Go through the data and copy every line exactly, but not the images.

Rows from a dataset:
# # # # #

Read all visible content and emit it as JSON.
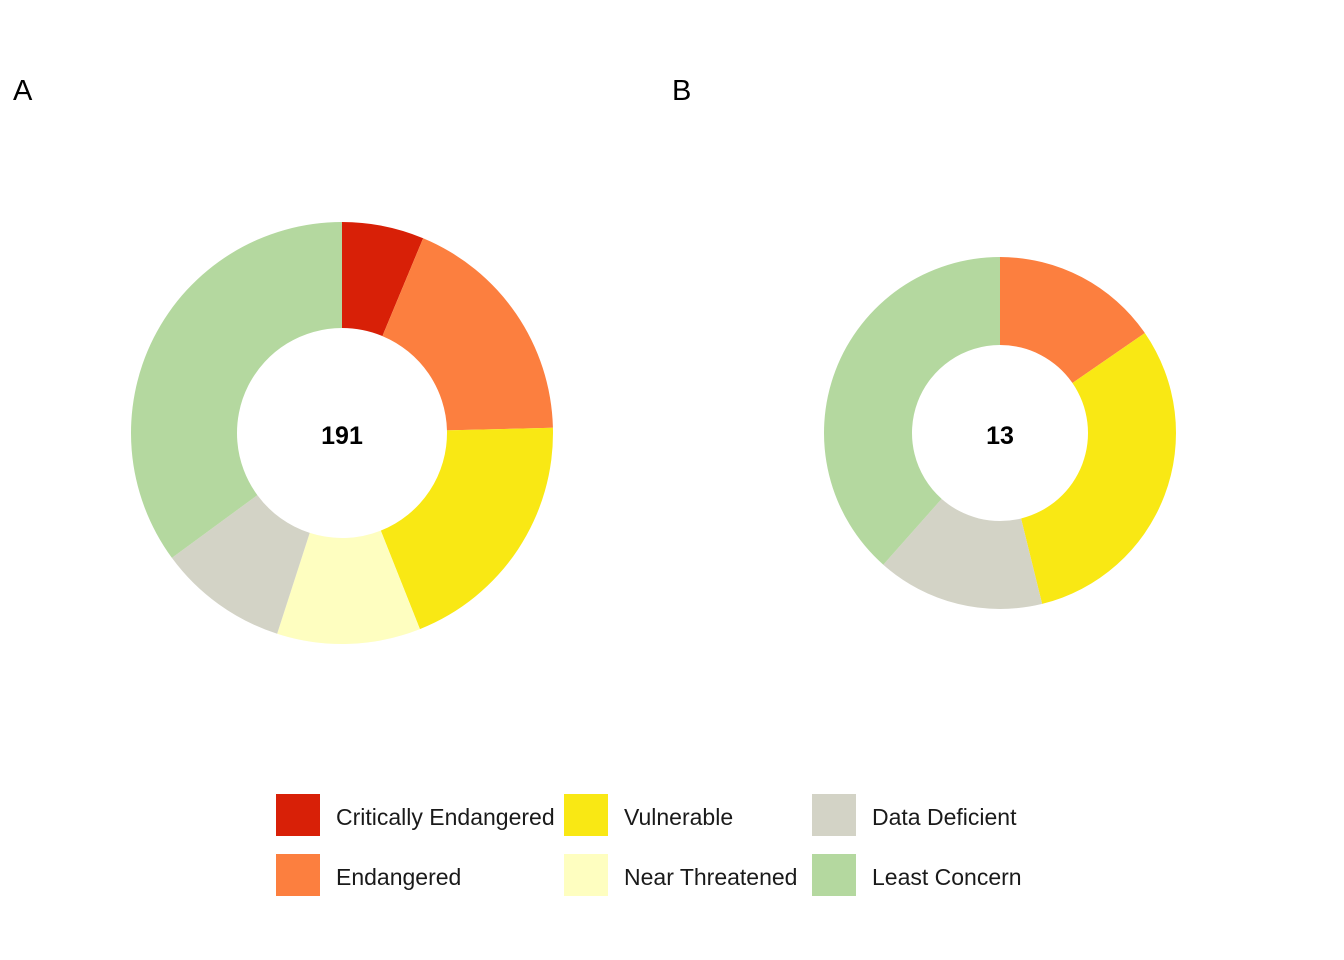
{
  "chart_data": [
    {
      "type": "pie",
      "panel_label": "A",
      "donut": true,
      "total_label": "191",
      "categories": [
        "Critically Endangered",
        "Endangered",
        "Vulnerable",
        "Near Threatened",
        "Data Deficient",
        "Least Concern"
      ],
      "values": [
        12,
        35,
        37,
        21,
        19,
        67
      ],
      "colors": [
        "#d82007",
        "#fc7f3f",
        "#f9e814",
        "#fefec0",
        "#d3d3c6",
        "#b4d89f"
      ]
    },
    {
      "type": "pie",
      "panel_label": "B",
      "donut": true,
      "total_label": "13",
      "categories": [
        "Critically Endangered",
        "Endangered",
        "Vulnerable",
        "Near Threatened",
        "Data Deficient",
        "Least Concern"
      ],
      "values": [
        0,
        2,
        4,
        0,
        2,
        5
      ],
      "colors": [
        "#d82007",
        "#fc7f3f",
        "#f9e814",
        "#fefec0",
        "#d3d3c6",
        "#b4d89f"
      ]
    }
  ],
  "legend": {
    "placement": "bottom",
    "items": [
      {
        "label": "Critically Endangered",
        "color": "#d82007"
      },
      {
        "label": "Endangered",
        "color": "#fc7f3f"
      },
      {
        "label": "Vulnerable",
        "color": "#f9e814"
      },
      {
        "label": "Near Threatened",
        "color": "#fefec0"
      },
      {
        "label": "Data Deficient",
        "color": "#d3d3c6"
      },
      {
        "label": "Least Concern",
        "color": "#b4d89f"
      }
    ]
  }
}
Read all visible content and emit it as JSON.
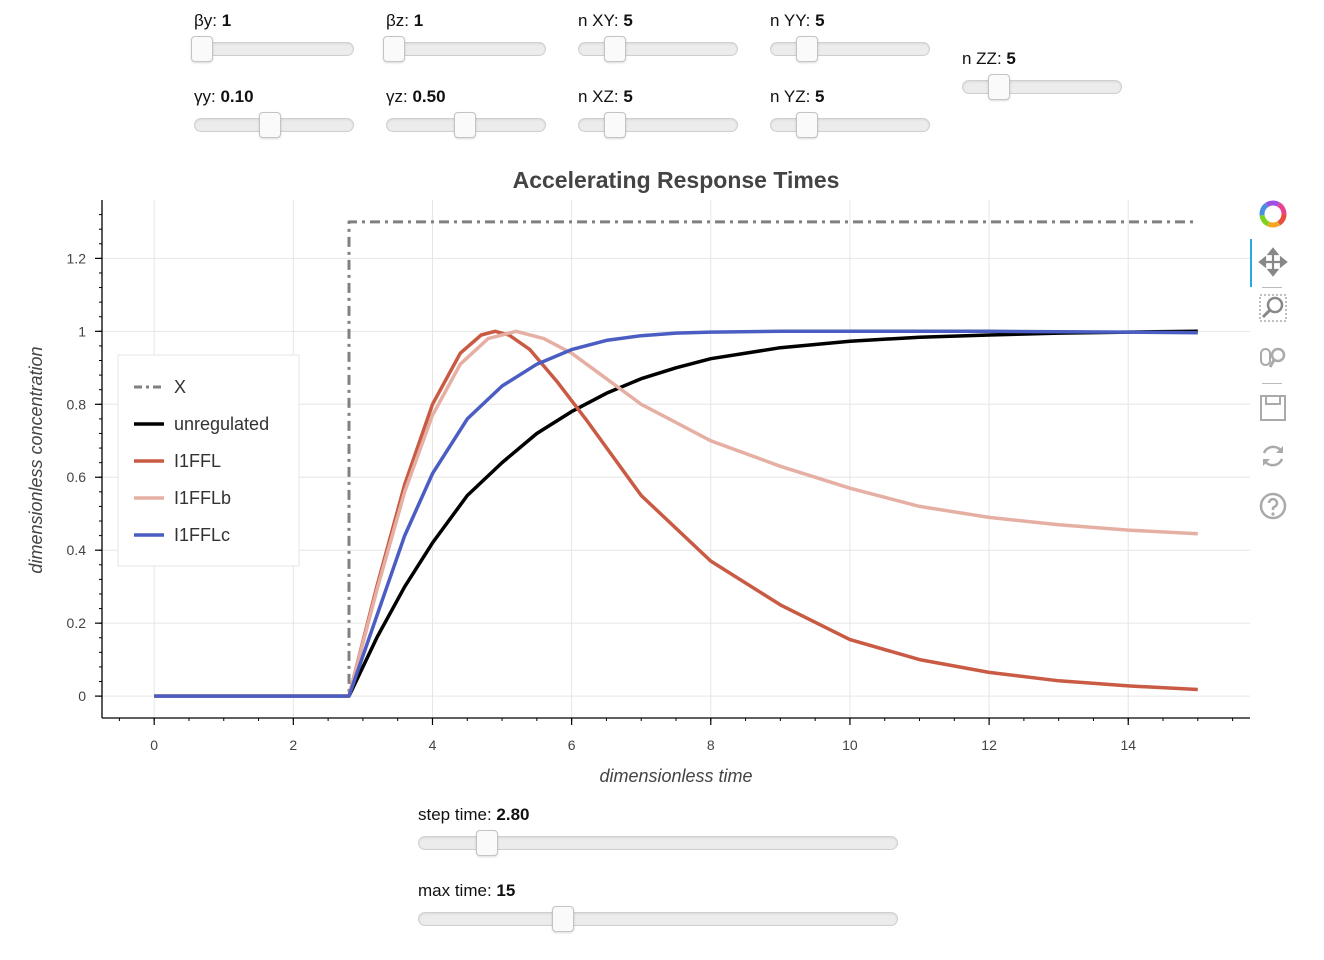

# # # # #

RIGHT ANSWER:
Read all visible content and emit it as JSON.
{
  "chart_data": [
    {
      "type": "pie",
      "panel_label": "A",
      "donut": true,
      "total_label": "191",
      "categories": [
        "Critically Endangered",
        "Endangered",
        "Vulnerable",
        "Near Threatened",
        "Data Deficient",
        "Least Concern"
      ],
      "values": [
        12,
        35,
        37,
        21,
        19,
        67
      ],
      "colors": [
        "#d82007",
        "#fc7f3f",
        "#f9e814",
        "#fefec0",
        "#d3d3c6",
        "#b4d89f"
      ]
    },
    {
      "type": "pie",
      "panel_label": "B",
      "donut": true,
      "total_label": "13",
      "categories": [
        "Critically Endangered",
        "Endangered",
        "Vulnerable",
        "Near Threatened",
        "Data Deficient",
        "Least Concern"
      ],
      "values": [
        0,
        2,
        4,
        0,
        2,
        5
      ],
      "colors": [
        "#d82007",
        "#fc7f3f",
        "#f9e814",
        "#fefec0",
        "#d3d3c6",
        "#b4d89f"
      ]
    }
  ],
  "legend": {
    "placement": "bottom",
    "items": [
      {
        "label": "Critically Endangered",
        "color": "#d82007"
      },
      {
        "label": "Endangered",
        "color": "#fc7f3f"
      },
      {
        "label": "Vulnerable",
        "color": "#f9e814"
      },
      {
        "label": "Near Threatened",
        "color": "#fefec0"
      },
      {
        "label": "Data Deficient",
        "color": "#d3d3c6"
      },
      {
        "label": "Least Concern",
        "color": "#b4d89f"
      }
    ]
  }
}
Read all visible content and emit it as JSON.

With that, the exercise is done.